▶ [AIM OF THE TASK]:
In the material below, the lines containing the word "Democratic" are required; copy each of them.

▶ [DATA TO PROCESS]:
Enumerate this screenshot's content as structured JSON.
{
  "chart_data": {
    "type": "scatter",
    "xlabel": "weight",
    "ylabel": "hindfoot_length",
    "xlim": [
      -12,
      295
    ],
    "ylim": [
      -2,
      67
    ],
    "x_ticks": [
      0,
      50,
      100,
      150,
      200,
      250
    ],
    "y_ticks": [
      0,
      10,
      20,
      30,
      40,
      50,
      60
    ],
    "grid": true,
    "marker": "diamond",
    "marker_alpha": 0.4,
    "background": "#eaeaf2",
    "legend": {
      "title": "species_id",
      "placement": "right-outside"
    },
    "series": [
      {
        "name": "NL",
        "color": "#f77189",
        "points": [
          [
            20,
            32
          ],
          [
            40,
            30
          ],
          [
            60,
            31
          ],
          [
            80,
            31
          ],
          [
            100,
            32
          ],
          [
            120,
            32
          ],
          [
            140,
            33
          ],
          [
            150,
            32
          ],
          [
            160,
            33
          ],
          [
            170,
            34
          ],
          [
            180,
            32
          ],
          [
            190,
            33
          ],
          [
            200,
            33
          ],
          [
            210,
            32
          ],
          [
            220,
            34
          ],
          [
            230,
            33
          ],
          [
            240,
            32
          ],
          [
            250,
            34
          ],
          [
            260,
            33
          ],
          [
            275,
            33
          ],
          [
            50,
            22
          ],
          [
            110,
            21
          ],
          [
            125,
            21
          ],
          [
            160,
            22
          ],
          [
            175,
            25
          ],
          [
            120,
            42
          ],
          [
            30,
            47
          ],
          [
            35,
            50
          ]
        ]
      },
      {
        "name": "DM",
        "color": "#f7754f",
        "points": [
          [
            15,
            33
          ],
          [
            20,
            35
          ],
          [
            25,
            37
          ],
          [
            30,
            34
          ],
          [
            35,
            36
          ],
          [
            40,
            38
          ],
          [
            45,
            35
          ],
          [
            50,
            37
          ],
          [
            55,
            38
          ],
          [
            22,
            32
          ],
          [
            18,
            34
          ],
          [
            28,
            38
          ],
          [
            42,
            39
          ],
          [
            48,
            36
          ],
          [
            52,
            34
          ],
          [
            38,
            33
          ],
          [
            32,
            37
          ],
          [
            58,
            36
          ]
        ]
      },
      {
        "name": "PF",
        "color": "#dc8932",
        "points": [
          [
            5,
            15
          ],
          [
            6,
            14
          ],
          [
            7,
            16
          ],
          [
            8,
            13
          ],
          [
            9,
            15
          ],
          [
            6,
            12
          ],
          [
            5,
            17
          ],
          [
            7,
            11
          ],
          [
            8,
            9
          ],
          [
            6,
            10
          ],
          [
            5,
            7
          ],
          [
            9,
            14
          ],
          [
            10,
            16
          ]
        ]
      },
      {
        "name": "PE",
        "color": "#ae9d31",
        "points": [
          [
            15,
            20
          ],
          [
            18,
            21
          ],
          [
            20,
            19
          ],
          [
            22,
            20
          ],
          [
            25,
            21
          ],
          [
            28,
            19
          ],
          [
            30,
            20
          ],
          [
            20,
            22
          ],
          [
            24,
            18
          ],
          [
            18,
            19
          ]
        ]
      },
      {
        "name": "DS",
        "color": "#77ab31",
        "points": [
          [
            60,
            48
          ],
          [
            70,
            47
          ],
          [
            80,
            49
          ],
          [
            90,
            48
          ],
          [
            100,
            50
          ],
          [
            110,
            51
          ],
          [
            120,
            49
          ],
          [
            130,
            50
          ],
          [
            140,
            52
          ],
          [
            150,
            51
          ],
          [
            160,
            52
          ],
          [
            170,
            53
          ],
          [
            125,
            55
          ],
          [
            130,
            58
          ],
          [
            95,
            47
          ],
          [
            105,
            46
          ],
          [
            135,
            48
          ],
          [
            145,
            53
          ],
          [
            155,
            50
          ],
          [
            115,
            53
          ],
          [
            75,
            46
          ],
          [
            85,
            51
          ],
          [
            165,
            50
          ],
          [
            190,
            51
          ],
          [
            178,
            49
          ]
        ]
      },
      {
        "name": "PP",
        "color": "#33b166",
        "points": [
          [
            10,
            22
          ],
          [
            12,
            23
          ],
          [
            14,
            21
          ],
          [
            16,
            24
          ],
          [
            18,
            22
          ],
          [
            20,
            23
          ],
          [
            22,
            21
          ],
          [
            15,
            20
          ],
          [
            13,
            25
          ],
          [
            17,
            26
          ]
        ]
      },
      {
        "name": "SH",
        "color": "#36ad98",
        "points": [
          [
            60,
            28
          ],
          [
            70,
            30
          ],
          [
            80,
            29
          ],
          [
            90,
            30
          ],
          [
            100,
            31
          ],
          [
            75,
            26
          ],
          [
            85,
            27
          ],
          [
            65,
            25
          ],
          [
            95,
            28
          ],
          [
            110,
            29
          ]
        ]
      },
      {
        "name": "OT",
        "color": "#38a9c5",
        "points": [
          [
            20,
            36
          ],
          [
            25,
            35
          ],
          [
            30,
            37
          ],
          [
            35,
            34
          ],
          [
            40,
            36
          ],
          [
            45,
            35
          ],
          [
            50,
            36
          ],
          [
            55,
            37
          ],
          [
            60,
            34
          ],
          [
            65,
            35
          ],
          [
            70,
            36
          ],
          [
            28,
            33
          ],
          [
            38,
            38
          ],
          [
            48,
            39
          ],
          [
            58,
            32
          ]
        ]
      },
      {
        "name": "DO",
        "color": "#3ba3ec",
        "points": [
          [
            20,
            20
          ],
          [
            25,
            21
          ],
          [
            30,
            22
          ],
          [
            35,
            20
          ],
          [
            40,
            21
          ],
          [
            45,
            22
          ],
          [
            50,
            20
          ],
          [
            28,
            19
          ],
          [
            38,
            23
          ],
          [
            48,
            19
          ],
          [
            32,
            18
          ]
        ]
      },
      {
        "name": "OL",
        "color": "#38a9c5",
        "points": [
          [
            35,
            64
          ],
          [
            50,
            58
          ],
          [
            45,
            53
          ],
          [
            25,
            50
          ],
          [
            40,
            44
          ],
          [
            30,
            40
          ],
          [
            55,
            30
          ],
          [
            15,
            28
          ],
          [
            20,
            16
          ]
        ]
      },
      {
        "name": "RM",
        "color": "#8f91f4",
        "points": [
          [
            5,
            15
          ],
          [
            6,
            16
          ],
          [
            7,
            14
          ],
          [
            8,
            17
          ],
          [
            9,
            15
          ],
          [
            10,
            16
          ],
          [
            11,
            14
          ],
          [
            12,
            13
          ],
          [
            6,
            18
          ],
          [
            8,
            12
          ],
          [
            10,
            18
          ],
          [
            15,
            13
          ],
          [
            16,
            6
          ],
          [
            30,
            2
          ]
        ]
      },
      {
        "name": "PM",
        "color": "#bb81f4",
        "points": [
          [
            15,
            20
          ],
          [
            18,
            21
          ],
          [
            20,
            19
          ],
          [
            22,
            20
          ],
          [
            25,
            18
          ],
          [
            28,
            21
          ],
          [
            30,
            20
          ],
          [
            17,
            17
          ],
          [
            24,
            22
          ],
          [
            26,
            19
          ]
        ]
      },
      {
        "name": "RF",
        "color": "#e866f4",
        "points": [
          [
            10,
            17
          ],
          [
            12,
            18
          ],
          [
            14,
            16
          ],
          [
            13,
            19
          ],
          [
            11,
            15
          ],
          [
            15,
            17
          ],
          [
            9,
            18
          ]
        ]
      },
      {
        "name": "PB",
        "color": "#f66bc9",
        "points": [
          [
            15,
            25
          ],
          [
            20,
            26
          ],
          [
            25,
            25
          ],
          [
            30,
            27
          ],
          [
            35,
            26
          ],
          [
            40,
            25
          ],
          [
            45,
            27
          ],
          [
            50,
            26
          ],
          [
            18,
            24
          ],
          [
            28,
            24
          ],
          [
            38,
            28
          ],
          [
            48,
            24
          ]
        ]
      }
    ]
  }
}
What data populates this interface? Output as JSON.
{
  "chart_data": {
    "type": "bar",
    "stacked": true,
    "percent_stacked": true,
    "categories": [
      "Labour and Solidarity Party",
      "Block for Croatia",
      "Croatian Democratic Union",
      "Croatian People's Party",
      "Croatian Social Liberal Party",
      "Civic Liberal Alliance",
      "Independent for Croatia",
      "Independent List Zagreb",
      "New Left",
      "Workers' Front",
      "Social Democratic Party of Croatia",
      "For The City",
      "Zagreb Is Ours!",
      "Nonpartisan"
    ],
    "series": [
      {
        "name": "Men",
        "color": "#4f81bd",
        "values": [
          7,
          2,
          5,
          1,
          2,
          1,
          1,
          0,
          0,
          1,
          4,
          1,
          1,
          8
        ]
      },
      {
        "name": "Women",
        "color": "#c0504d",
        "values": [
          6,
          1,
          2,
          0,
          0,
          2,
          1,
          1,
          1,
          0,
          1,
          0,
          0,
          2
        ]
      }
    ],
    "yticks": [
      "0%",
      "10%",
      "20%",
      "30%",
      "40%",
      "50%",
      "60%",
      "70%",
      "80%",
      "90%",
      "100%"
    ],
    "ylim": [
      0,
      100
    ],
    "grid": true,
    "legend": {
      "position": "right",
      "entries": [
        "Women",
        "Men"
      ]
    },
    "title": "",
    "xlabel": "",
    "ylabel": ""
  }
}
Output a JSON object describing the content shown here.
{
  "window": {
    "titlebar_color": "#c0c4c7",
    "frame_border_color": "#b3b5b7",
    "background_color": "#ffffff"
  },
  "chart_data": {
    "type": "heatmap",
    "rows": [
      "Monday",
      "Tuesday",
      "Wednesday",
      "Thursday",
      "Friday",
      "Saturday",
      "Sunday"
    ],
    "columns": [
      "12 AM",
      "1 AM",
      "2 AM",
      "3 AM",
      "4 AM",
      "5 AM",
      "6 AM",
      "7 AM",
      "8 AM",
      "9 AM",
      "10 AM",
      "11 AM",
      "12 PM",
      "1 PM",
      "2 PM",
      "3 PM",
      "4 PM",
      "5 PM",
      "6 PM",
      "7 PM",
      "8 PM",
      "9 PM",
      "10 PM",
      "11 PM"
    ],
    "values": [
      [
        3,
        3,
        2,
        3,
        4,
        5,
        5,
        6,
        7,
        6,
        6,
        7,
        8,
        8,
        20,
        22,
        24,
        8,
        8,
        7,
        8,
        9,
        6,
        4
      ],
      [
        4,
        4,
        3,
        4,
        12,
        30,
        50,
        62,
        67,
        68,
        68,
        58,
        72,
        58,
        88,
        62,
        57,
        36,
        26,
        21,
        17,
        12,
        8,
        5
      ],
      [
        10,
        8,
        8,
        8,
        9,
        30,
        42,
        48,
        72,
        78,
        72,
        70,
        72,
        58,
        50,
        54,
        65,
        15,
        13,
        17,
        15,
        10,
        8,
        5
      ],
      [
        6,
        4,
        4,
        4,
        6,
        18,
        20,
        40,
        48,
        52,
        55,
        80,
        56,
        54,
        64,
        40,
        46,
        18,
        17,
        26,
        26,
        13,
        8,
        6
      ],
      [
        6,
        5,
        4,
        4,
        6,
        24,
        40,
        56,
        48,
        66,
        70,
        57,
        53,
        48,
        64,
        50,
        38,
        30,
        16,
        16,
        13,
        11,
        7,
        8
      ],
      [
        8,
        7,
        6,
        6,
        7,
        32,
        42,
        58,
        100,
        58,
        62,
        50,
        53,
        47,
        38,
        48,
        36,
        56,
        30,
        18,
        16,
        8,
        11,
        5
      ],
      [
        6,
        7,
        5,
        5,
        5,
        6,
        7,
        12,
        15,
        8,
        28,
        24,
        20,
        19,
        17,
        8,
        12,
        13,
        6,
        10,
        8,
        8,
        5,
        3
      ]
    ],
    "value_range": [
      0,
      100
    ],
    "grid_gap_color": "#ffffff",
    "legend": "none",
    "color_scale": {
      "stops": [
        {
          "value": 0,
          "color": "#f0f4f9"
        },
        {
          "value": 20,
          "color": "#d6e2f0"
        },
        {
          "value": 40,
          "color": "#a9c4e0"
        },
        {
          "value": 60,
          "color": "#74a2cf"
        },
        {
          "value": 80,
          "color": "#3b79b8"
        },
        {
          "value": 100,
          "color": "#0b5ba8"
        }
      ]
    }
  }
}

▶ [TASK RESULT]:
      "Croatian Democratic Union",
      "Social Democratic Party of Croatia",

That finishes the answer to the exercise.